** START OF Material provided **
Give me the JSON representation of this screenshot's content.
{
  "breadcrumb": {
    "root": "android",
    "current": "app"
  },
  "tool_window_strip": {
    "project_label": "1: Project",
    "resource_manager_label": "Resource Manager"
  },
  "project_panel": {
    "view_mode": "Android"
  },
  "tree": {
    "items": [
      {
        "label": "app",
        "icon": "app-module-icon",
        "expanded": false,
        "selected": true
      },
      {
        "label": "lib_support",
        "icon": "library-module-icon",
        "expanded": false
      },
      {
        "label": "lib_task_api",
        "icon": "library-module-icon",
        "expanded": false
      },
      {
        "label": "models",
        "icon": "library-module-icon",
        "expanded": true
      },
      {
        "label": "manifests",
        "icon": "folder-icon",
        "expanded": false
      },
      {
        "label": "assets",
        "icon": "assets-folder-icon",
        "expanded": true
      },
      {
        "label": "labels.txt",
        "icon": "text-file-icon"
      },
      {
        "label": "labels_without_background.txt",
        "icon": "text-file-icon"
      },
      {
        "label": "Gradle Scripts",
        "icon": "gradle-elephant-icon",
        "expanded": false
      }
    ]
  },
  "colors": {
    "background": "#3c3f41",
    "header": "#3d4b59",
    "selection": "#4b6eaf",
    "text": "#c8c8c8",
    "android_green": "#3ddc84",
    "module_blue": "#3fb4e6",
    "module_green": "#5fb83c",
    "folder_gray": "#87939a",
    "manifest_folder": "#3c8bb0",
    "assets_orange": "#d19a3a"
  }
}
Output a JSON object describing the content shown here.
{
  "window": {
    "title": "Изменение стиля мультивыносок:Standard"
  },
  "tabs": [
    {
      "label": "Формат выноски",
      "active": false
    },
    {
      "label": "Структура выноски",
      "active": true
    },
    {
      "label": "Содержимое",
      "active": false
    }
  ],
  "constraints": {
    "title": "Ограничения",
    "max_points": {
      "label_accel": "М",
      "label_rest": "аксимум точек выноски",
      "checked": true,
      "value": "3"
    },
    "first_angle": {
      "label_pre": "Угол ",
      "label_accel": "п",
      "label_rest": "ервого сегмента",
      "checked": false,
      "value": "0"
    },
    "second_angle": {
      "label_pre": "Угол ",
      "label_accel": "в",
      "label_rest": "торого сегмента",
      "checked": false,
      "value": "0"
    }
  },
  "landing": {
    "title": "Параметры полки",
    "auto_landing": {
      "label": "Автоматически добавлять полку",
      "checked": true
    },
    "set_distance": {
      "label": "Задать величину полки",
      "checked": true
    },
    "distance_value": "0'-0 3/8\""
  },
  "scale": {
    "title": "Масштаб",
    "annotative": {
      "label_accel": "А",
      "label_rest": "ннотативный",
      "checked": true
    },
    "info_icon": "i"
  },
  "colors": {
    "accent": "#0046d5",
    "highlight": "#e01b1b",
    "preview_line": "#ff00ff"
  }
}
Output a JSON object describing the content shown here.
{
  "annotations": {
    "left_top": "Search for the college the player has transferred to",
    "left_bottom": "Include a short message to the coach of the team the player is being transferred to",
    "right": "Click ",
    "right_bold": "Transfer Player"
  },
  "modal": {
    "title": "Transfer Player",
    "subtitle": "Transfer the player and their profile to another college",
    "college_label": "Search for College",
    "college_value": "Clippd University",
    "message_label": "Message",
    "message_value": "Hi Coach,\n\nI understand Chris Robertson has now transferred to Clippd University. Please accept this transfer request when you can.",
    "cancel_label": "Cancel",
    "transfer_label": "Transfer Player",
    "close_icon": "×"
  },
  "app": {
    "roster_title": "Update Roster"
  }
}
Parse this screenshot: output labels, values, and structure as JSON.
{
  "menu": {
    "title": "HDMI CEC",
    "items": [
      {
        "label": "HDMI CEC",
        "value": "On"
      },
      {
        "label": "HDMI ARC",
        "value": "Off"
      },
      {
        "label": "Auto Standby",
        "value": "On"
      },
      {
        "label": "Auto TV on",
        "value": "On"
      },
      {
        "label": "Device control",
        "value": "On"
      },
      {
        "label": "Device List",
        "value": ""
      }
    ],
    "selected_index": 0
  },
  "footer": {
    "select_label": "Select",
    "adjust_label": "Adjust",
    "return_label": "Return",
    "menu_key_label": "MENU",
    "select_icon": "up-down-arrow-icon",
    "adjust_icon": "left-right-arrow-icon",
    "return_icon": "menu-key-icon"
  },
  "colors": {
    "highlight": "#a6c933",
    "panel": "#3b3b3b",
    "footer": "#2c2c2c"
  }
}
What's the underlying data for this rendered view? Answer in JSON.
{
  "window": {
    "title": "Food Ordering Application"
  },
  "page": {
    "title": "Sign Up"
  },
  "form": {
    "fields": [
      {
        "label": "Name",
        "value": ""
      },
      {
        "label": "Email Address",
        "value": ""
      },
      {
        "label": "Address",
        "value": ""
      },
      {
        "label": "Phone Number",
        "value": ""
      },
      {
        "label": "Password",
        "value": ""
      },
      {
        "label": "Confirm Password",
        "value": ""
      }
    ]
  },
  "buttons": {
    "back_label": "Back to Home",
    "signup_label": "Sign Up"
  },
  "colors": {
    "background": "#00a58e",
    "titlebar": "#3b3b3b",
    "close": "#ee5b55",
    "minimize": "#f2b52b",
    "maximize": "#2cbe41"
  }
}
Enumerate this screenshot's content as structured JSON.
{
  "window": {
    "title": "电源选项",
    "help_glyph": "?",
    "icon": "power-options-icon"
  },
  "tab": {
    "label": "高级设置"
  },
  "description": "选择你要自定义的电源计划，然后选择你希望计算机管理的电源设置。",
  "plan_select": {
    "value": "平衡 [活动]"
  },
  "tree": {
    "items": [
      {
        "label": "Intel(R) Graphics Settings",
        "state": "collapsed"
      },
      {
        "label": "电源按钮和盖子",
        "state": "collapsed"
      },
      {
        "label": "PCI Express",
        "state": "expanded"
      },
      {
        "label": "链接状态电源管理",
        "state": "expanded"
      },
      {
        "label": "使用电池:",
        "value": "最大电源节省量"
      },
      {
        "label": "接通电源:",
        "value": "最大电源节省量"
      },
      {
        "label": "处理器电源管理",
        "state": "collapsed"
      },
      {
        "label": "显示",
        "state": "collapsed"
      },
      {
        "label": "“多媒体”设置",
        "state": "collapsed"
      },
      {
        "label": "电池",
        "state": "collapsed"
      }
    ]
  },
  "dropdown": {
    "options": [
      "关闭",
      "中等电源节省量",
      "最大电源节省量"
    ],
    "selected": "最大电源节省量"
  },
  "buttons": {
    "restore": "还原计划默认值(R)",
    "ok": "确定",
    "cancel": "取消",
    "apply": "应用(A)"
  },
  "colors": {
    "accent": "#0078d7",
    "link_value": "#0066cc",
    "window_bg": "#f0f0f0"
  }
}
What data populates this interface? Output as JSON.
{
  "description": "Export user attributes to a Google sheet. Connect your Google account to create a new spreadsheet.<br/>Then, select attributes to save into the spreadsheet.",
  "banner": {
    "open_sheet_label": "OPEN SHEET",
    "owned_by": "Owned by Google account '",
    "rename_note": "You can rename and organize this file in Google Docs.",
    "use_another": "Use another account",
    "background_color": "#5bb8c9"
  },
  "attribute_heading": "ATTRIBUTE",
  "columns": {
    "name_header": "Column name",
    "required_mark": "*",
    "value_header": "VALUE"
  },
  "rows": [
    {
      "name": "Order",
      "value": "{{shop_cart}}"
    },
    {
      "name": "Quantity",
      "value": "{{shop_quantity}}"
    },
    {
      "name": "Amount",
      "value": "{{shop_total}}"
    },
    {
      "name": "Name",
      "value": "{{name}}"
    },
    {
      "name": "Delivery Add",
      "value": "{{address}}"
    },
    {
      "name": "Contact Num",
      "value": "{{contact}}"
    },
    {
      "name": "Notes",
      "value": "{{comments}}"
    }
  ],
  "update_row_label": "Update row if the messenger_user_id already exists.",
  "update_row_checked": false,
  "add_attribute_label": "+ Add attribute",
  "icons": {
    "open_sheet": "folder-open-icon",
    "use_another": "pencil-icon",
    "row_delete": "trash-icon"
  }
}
** END OF Material provided **
## Written instruction
Whichever lines contain the string "data", select and copy them.

## Correct result
What's the underlying data for this rendered view? Answer in JSON.
What data populates this interface? Output as JSON.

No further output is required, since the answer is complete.